╭─ SUPPLIED INFORMATION
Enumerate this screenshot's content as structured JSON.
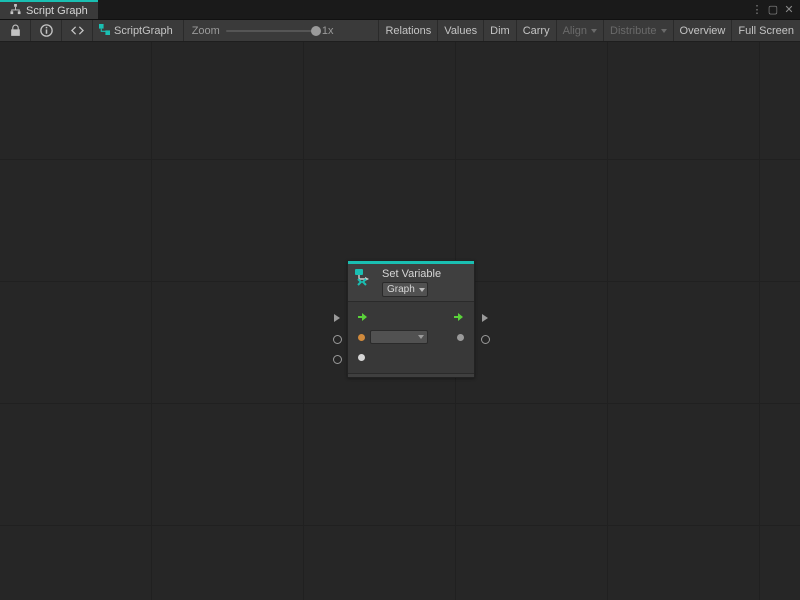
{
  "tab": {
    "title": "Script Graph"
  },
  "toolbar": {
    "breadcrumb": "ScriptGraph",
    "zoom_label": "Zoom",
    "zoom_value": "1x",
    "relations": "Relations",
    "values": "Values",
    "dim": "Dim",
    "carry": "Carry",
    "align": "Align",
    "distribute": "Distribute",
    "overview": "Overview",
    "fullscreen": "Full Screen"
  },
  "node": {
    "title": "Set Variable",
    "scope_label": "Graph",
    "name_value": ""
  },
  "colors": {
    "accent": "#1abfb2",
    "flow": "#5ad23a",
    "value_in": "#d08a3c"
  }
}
╰─
AIM: Gather, from the listing above, every line carrying the word "title".

SOLUTION FOR THIS TASK:
    "title": "Script Graph"
    "title": "Set Variable",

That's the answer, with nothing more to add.